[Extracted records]
┏━━

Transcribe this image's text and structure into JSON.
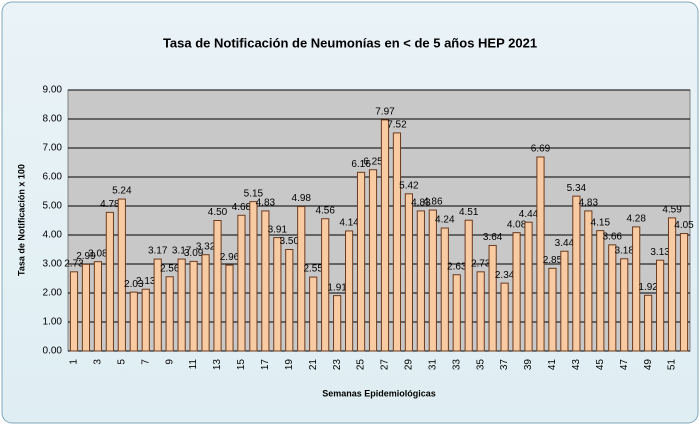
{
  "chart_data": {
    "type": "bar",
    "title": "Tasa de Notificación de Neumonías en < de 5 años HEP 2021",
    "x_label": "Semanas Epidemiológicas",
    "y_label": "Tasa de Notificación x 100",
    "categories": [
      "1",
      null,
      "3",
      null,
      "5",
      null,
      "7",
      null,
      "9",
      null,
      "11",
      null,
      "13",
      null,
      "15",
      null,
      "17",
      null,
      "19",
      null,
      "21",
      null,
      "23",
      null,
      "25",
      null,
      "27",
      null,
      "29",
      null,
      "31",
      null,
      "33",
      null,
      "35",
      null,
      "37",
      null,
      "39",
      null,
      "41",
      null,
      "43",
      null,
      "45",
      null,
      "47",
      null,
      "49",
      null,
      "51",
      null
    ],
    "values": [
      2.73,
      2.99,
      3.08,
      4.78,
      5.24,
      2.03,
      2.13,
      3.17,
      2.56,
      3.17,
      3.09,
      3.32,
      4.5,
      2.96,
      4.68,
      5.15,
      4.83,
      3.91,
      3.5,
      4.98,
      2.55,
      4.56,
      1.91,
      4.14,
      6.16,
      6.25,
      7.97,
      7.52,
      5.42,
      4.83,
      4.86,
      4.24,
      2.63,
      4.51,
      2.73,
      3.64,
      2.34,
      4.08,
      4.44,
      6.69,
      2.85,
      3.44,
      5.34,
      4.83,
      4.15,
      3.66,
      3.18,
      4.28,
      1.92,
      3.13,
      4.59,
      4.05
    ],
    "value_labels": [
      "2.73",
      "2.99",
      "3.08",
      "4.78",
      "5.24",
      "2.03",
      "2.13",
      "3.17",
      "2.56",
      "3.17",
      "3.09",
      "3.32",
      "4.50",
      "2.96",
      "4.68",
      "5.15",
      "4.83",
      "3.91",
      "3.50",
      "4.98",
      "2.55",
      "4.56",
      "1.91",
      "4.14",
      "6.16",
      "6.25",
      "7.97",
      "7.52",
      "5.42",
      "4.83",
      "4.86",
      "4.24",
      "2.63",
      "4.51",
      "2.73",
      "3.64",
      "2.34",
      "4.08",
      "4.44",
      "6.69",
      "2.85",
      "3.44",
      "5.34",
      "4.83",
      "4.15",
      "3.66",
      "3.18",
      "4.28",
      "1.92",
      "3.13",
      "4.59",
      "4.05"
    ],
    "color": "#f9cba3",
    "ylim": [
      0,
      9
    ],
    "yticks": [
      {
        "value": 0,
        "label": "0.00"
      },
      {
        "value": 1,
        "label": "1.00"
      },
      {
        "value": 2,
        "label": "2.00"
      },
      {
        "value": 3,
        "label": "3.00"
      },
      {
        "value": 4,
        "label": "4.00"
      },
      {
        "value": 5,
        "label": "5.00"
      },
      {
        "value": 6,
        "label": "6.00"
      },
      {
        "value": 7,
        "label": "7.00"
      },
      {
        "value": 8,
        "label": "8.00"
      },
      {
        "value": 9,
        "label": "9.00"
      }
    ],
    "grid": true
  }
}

┗━━
┏━━

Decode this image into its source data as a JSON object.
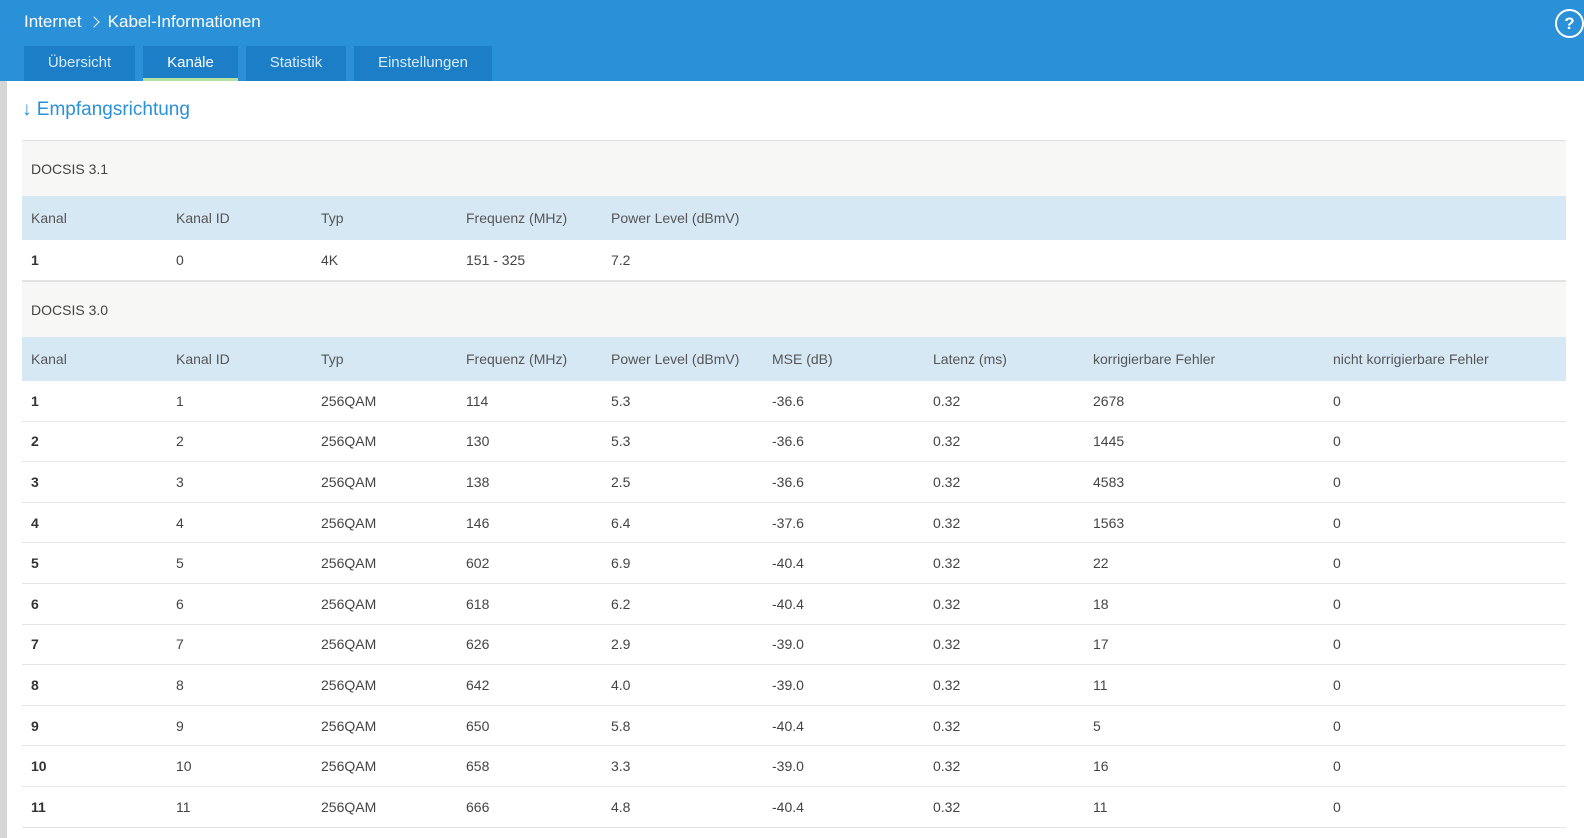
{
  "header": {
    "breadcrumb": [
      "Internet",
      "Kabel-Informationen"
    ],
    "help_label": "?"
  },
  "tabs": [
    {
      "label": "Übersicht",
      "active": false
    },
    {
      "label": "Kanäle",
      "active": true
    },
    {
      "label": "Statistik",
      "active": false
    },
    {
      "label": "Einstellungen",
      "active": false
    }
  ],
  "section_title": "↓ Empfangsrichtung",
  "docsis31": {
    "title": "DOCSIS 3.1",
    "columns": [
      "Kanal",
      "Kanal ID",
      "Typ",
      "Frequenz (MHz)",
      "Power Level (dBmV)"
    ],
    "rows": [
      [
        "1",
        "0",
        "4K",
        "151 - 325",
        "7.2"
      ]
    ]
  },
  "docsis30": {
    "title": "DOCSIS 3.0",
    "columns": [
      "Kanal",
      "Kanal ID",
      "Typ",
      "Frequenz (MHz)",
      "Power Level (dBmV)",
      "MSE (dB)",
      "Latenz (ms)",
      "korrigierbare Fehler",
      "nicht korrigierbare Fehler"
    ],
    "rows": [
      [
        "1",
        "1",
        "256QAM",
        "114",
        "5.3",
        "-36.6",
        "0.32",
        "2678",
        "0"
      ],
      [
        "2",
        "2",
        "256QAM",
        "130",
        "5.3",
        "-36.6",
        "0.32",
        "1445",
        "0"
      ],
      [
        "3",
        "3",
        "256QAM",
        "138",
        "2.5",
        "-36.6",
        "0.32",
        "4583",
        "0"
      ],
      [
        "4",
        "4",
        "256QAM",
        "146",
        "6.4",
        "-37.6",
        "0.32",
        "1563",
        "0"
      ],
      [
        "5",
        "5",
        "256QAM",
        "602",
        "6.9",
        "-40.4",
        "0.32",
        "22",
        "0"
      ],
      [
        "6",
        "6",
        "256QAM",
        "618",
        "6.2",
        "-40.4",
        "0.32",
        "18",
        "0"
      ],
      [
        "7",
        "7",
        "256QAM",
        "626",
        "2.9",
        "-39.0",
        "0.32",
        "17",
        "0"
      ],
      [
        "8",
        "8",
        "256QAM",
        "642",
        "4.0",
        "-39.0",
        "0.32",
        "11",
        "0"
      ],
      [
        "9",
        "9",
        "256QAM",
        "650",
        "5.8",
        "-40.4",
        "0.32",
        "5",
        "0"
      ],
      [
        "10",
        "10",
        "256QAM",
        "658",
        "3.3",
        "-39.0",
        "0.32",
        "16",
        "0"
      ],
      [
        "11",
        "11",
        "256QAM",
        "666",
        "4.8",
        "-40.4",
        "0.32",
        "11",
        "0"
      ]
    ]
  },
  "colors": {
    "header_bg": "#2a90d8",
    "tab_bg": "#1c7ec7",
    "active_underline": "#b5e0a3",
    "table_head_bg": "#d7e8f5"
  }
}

┗━━
┏━━

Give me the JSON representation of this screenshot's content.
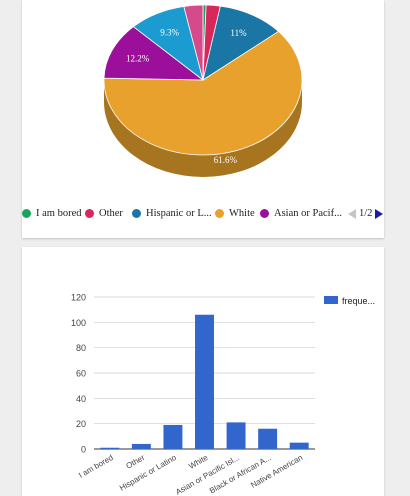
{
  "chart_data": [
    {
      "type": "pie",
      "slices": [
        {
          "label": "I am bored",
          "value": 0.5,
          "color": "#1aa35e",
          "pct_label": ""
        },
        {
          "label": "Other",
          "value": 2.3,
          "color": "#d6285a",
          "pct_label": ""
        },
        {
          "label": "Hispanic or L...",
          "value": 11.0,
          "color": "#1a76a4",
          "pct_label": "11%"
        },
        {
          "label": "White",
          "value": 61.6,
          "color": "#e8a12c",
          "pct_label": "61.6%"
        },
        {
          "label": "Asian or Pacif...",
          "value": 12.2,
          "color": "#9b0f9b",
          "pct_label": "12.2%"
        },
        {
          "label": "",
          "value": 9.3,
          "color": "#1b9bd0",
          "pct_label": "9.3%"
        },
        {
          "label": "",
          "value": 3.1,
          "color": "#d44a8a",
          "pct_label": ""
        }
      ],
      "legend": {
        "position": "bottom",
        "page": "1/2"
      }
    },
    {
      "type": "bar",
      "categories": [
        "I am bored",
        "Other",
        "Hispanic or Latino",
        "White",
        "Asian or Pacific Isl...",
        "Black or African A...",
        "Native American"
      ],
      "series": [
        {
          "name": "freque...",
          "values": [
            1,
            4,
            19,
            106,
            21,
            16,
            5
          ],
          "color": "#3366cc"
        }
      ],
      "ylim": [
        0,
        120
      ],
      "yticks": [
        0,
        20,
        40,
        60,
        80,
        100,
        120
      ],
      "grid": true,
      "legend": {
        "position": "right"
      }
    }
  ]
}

┗━━

Aim
Look through the entries above for the word "into". Copy every line where it shows up.

Expected answer
Transcribe this image's text and structure into JSON.
Decode this image into its source data as a JSON object.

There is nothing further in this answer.